— start EXERCISE DATA —

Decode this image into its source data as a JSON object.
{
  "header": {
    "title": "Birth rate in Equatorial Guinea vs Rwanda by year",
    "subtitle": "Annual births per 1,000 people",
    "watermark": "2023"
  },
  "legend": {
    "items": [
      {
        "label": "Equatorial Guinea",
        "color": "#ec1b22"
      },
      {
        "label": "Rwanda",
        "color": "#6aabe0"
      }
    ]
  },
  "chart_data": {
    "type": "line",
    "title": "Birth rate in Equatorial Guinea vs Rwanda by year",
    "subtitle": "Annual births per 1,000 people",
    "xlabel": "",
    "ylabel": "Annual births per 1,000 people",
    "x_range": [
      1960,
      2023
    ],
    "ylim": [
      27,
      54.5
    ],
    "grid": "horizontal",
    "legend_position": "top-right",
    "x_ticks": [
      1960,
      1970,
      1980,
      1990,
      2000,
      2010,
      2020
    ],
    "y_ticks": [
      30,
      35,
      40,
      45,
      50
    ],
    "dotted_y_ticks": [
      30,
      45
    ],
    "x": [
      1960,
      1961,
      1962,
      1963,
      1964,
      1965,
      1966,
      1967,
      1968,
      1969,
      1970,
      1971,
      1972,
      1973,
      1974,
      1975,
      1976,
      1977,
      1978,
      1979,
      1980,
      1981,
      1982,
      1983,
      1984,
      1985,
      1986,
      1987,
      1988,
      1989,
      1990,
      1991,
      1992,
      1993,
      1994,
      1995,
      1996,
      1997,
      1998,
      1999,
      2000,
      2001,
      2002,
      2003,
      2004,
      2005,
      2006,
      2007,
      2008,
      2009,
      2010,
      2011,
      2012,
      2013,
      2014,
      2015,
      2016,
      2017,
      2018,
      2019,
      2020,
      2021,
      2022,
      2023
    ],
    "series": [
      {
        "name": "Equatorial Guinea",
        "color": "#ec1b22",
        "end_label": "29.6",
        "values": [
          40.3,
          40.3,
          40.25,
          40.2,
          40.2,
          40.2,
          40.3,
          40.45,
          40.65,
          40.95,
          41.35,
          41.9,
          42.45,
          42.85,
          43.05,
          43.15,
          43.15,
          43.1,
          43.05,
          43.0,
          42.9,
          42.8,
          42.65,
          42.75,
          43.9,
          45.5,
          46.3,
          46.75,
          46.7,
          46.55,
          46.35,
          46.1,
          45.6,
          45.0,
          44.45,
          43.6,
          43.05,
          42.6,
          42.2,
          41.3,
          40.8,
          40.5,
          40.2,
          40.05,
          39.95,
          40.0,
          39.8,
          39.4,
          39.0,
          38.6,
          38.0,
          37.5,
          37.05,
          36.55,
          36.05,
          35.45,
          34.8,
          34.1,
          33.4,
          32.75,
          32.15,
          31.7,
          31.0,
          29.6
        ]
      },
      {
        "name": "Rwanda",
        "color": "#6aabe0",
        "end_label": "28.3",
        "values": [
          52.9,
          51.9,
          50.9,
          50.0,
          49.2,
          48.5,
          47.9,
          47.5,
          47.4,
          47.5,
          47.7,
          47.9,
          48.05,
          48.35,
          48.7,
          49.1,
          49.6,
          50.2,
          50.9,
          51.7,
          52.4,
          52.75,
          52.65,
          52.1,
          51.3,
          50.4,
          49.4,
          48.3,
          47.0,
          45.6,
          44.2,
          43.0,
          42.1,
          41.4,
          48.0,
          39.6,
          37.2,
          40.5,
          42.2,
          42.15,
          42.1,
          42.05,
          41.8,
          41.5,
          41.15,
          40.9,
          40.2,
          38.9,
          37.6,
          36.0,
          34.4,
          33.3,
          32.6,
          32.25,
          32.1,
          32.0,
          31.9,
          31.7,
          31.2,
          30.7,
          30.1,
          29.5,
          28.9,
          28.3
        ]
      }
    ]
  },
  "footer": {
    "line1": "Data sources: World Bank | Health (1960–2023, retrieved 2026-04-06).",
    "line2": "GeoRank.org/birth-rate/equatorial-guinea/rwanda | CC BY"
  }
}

— end EXERCISE DATA —

## BRIEF
Produce an exact copy of the whole listing.

## SOLUTION FOR THIS TASK
Decode this image into its source data as a JSON object.
{
  "header": {
    "title": "Birth rate in Equatorial Guinea vs Rwanda by year",
    "subtitle": "Annual births per 1,000 people",
    "watermark": "2023"
  },
  "legend": {
    "items": [
      {
        "label": "Equatorial Guinea",
        "color": "#ec1b22"
      },
      {
        "label": "Rwanda",
        "color": "#6aabe0"
      }
    ]
  },
  "chart_data": {
    "type": "line",
    "title": "Birth rate in Equatorial Guinea vs Rwanda by year",
    "subtitle": "Annual births per 1,000 people",
    "xlabel": "",
    "ylabel": "Annual births per 1,000 people",
    "x_range": [
      1960,
      2023
    ],
    "ylim": [
      27,
      54.5
    ],
    "grid": "horizontal",
    "legend_position": "top-right",
    "x_ticks": [
      1960,
      1970,
      1980,
      1990,
      2000,
      2010,
      2020
    ],
    "y_ticks": [
      30,
      35,
      40,
      45,
      50
    ],
    "dotted_y_ticks": [
      30,
      45
    ],
    "x": [
      1960,
      1961,
      1962,
      1963,
      1964,
      1965,
      1966,
      1967,
      1968,
      1969,
      1970,
      1971,
      1972,
      1973,
      1974,
      1975,
      1976,
      1977,
      1978,
      1979,
      1980,
      1981,
      1982,
      1983,
      1984,
      1985,
      1986,
      1987,
      1988,
      1989,
      1990,
      1991,
      1992,
      1993,
      1994,
      1995,
      1996,
      1997,
      1998,
      1999,
      2000,
      2001,
      2002,
      2003,
      2004,
      2005,
      2006,
      2007,
      2008,
      2009,
      2010,
      2011,
      2012,
      2013,
      2014,
      2015,
      2016,
      2017,
      2018,
      2019,
      2020,
      2021,
      2022,
      2023
    ],
    "series": [
      {
        "name": "Equatorial Guinea",
        "color": "#ec1b22",
        "end_label": "29.6",
        "values": [
          40.3,
          40.3,
          40.25,
          40.2,
          40.2,
          40.2,
          40.3,
          40.45,
          40.65,
          40.95,
          41.35,
          41.9,
          42.45,
          42.85,
          43.05,
          43.15,
          43.15,
          43.1,
          43.05,
          43.0,
          42.9,
          42.8,
          42.65,
          42.75,
          43.9,
          45.5,
          46.3,
          46.75,
          46.7,
          46.55,
          46.35,
          46.1,
          45.6,
          45.0,
          44.45,
          43.6,
          43.05,
          42.6,
          42.2,
          41.3,
          40.8,
          40.5,
          40.2,
          40.05,
          39.95,
          40.0,
          39.8,
          39.4,
          39.0,
          38.6,
          38.0,
          37.5,
          37.05,
          36.55,
          36.05,
          35.45,
          34.8,
          34.1,
          33.4,
          32.75,
          32.15,
          31.7,
          31.0,
          29.6
        ]
      },
      {
        "name": "Rwanda",
        "color": "#6aabe0",
        "end_label": "28.3",
        "values": [
          52.9,
          51.9,
          50.9,
          50.0,
          49.2,
          48.5,
          47.9,
          47.5,
          47.4,
          47.5,
          47.7,
          47.9,
          48.05,
          48.35,
          48.7,
          49.1,
          49.6,
          50.2,
          50.9,
          51.7,
          52.4,
          52.75,
          52.65,
          52.1,
          51.3,
          50.4,
          49.4,
          48.3,
          47.0,
          45.6,
          44.2,
          43.0,
          42.1,
          41.4,
          48.0,
          39.6,
          37.2,
          40.5,
          42.2,
          42.15,
          42.1,
          42.05,
          41.8,
          41.5,
          41.15,
          40.9,
          40.2,
          38.9,
          37.6,
          36.0,
          34.4,
          33.3,
          32.6,
          32.25,
          32.1,
          32.0,
          31.9,
          31.7,
          31.2,
          30.7,
          30.1,
          29.5,
          28.9,
          28.3
        ]
      }
    ]
  },
  "footer": {
    "line1": "Data sources: World Bank | Health (1960–2023, retrieved 2026-04-06).",
    "line2": "GeoRank.org/birth-rate/equatorial-guinea/rwanda | CC BY"
  }
}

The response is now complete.